▸ Objective
Search the records for "color" and copy each line that holds it.

^^^^^^^^^^^^^^^^

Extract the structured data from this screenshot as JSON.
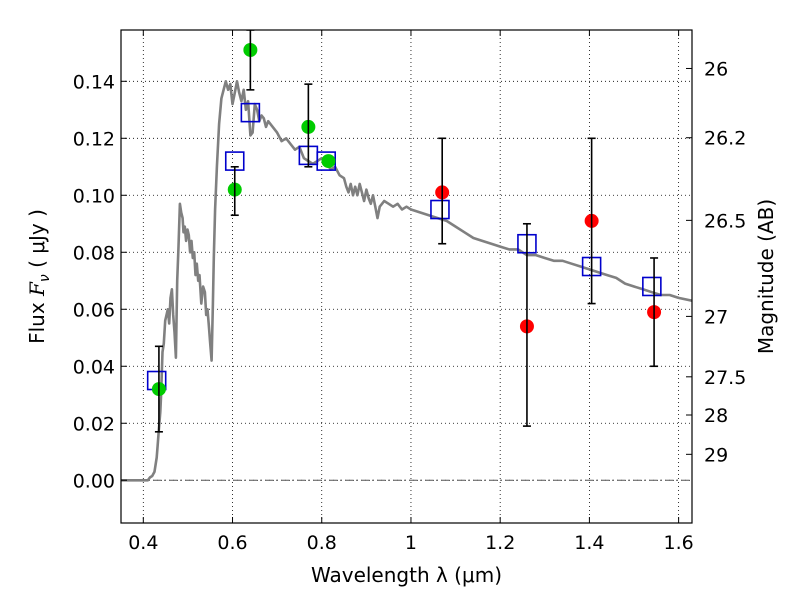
{
  "chart_data": {
    "type": "scatter",
    "xlabel": "Wavelength  λ (μm)",
    "ylabel": "Flux  F_ν  ( μJy )",
    "ylabel_parts": {
      "prefix": "Flux  ",
      "sym": "F",
      "sub": "ν",
      "suffix": "  ( μJy )"
    },
    "y2label": "Magnitude (AB)",
    "xlim": [
      0.35,
      1.63
    ],
    "ylim": [
      -0.015,
      0.158
    ],
    "grid": true,
    "x_ticks": [
      0.4,
      0.6,
      0.8,
      1.0,
      1.2,
      1.4,
      1.6
    ],
    "x_tick_labels": [
      "0.4",
      "0.6",
      "0.8",
      "1",
      "1.2",
      "1.4",
      "1.6"
    ],
    "y_ticks": [
      0.0,
      0.02,
      0.04,
      0.06,
      0.08,
      0.1,
      0.12,
      0.14
    ],
    "y_tick_labels": [
      "0.00",
      "0.02",
      "0.04",
      "0.06",
      "0.08",
      "0.10",
      "0.12",
      "0.14"
    ],
    "y2_ticks": [
      {
        "flux": 0.1445,
        "label": "26"
      },
      {
        "flux": 0.1202,
        "label": "26.2"
      },
      {
        "flux": 0.0912,
        "label": "26.5"
      },
      {
        "flux": 0.0575,
        "label": "27"
      },
      {
        "flux": 0.0363,
        "label": "27.5"
      },
      {
        "flux": 0.0229,
        "label": "28"
      },
      {
        "flux": 0.0091,
        "label": "29"
      }
    ],
    "series": [
      {
        "kind": "line",
        "color": "#808080",
        "points": [
          [
            0.35,
            0.0
          ],
          [
            0.41,
            0.0
          ],
          [
            0.415,
            0.001
          ],
          [
            0.42,
            0.0015
          ],
          [
            0.425,
            0.003
          ],
          [
            0.43,
            0.008
          ],
          [
            0.432,
            0.012
          ],
          [
            0.435,
            0.018
          ],
          [
            0.438,
            0.024
          ],
          [
            0.44,
            0.03
          ],
          [
            0.443,
            0.045
          ],
          [
            0.446,
            0.048
          ],
          [
            0.449,
            0.056
          ],
          [
            0.452,
            0.058
          ],
          [
            0.455,
            0.06
          ],
          [
            0.458,
            0.055
          ],
          [
            0.461,
            0.064
          ],
          [
            0.464,
            0.067
          ],
          [
            0.467,
            0.058
          ],
          [
            0.47,
            0.052
          ],
          [
            0.473,
            0.043
          ],
          [
            0.476,
            0.07
          ],
          [
            0.479,
            0.082
          ],
          [
            0.482,
            0.097
          ],
          [
            0.485,
            0.094
          ],
          [
            0.488,
            0.092
          ],
          [
            0.49,
            0.087
          ],
          [
            0.493,
            0.089
          ],
          [
            0.496,
            0.084
          ],
          [
            0.499,
            0.088
          ],
          [
            0.502,
            0.086
          ],
          [
            0.505,
            0.08
          ],
          [
            0.508,
            0.084
          ],
          [
            0.511,
            0.078
          ],
          [
            0.514,
            0.08
          ],
          [
            0.517,
            0.072
          ],
          [
            0.52,
            0.076
          ],
          [
            0.523,
            0.07
          ],
          [
            0.526,
            0.072
          ],
          [
            0.53,
            0.062
          ],
          [
            0.534,
            0.068
          ],
          [
            0.538,
            0.066
          ],
          [
            0.541,
            0.058
          ],
          [
            0.544,
            0.06
          ],
          [
            0.547,
            0.054
          ],
          [
            0.55,
            0.048
          ],
          [
            0.553,
            0.042
          ],
          [
            0.556,
            0.062
          ],
          [
            0.558,
            0.078
          ],
          [
            0.561,
            0.095
          ],
          [
            0.565,
            0.11
          ],
          [
            0.57,
            0.125
          ],
          [
            0.575,
            0.134
          ],
          [
            0.58,
            0.137
          ],
          [
            0.585,
            0.14
          ],
          [
            0.59,
            0.137
          ],
          [
            0.595,
            0.139
          ],
          [
            0.6,
            0.132
          ],
          [
            0.605,
            0.136
          ],
          [
            0.61,
            0.14
          ],
          [
            0.615,
            0.136
          ],
          [
            0.62,
            0.133
          ],
          [
            0.625,
            0.137
          ],
          [
            0.63,
            0.13
          ],
          [
            0.635,
            0.133
          ],
          [
            0.64,
            0.121
          ],
          [
            0.645,
            0.122
          ],
          [
            0.65,
            0.132
          ],
          [
            0.655,
            0.13
          ],
          [
            0.66,
            0.126
          ],
          [
            0.665,
            0.128
          ],
          [
            0.67,
            0.127
          ],
          [
            0.675,
            0.124
          ],
          [
            0.68,
            0.126
          ],
          [
            0.69,
            0.124
          ],
          [
            0.7,
            0.122
          ],
          [
            0.71,
            0.119
          ],
          [
            0.72,
            0.12
          ],
          [
            0.73,
            0.118
          ],
          [
            0.74,
            0.116
          ],
          [
            0.75,
            0.117
          ],
          [
            0.76,
            0.113
          ],
          [
            0.77,
            0.112
          ],
          [
            0.78,
            0.111
          ],
          [
            0.79,
            0.112
          ],
          [
            0.8,
            0.113
          ],
          [
            0.81,
            0.112
          ],
          [
            0.82,
            0.109
          ],
          [
            0.83,
            0.11
          ],
          [
            0.84,
            0.107
          ],
          [
            0.85,
            0.106
          ],
          [
            0.855,
            0.103
          ],
          [
            0.86,
            0.101
          ],
          [
            0.865,
            0.104
          ],
          [
            0.87,
            0.1
          ],
          [
            0.875,
            0.103
          ],
          [
            0.88,
            0.1
          ],
          [
            0.885,
            0.104
          ],
          [
            0.89,
            0.101
          ],
          [
            0.895,
            0.098
          ],
          [
            0.9,
            0.102
          ],
          [
            0.905,
            0.099
          ],
          [
            0.91,
            0.097
          ],
          [
            0.915,
            0.1
          ],
          [
            0.92,
            0.096
          ],
          [
            0.925,
            0.092
          ],
          [
            0.93,
            0.096
          ],
          [
            0.935,
            0.097
          ],
          [
            0.94,
            0.098
          ],
          [
            0.95,
            0.097
          ],
          [
            0.96,
            0.096
          ],
          [
            0.97,
            0.097
          ],
          [
            0.98,
            0.095
          ],
          [
            0.99,
            0.096
          ],
          [
            1.0,
            0.095
          ],
          [
            1.02,
            0.094
          ],
          [
            1.04,
            0.093
          ],
          [
            1.06,
            0.092
          ],
          [
            1.08,
            0.091
          ],
          [
            1.1,
            0.089
          ],
          [
            1.12,
            0.087
          ],
          [
            1.14,
            0.085
          ],
          [
            1.16,
            0.084
          ],
          [
            1.18,
            0.083
          ],
          [
            1.2,
            0.082
          ],
          [
            1.22,
            0.081
          ],
          [
            1.24,
            0.081
          ],
          [
            1.26,
            0.079
          ],
          [
            1.28,
            0.079
          ],
          [
            1.3,
            0.078
          ],
          [
            1.32,
            0.077
          ],
          [
            1.34,
            0.077
          ],
          [
            1.36,
            0.076
          ],
          [
            1.38,
            0.075
          ],
          [
            1.4,
            0.074
          ],
          [
            1.42,
            0.073
          ],
          [
            1.44,
            0.072
          ],
          [
            1.46,
            0.071
          ],
          [
            1.48,
            0.069
          ],
          [
            1.5,
            0.068
          ],
          [
            1.52,
            0.067
          ],
          [
            1.54,
            0.066
          ],
          [
            1.56,
            0.065
          ],
          [
            1.58,
            0.065
          ],
          [
            1.6,
            0.064
          ],
          [
            1.63,
            0.063
          ]
        ]
      },
      {
        "kind": "markers",
        "marker": "open-square",
        "color": "#0000cc",
        "points": [
          [
            0.43,
            0.035
          ],
          [
            0.605,
            0.112
          ],
          [
            0.64,
            0.129
          ],
          [
            0.77,
            0.114
          ],
          [
            0.81,
            0.112
          ],
          [
            1.065,
            0.095
          ],
          [
            1.26,
            0.083
          ],
          [
            1.405,
            0.075
          ],
          [
            1.54,
            0.068
          ]
        ]
      },
      {
        "kind": "markers",
        "marker": "circle",
        "color": "#00cc00",
        "points": [
          [
            0.435,
            0.032
          ],
          [
            0.605,
            0.102
          ],
          [
            0.64,
            0.151
          ],
          [
            0.77,
            0.124
          ],
          [
            0.815,
            0.112
          ]
        ]
      },
      {
        "kind": "markers",
        "marker": "circle",
        "color": "#ff0000",
        "points": [
          [
            1.07,
            0.101
          ],
          [
            1.26,
            0.054
          ],
          [
            1.405,
            0.091
          ],
          [
            1.545,
            0.059
          ]
        ]
      },
      {
        "kind": "errorbars",
        "color": "#000000",
        "bars": [
          {
            "x": 0.435,
            "low": 0.017,
            "high": 0.047
          },
          {
            "x": 0.605,
            "low": 0.093,
            "high": 0.11
          },
          {
            "x": 0.64,
            "low": 0.137,
            "high": 0.158
          },
          {
            "x": 0.77,
            "low": 0.11,
            "high": 0.139
          },
          {
            "x": 1.07,
            "low": 0.083,
            "high": 0.12
          },
          {
            "x": 1.26,
            "low": 0.019,
            "high": 0.09
          },
          {
            "x": 1.405,
            "low": 0.062,
            "high": 0.12
          },
          {
            "x": 1.545,
            "low": 0.04,
            "high": 0.078
          }
        ]
      }
    ]
  }
}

^^^^^^^^^^^^^^^^

▸ Complete response
        "color": "#808080",
        "color": "#0000cc",
        "color": "#00cc00",
        "color": "#ff0000",
        "color": "#000000",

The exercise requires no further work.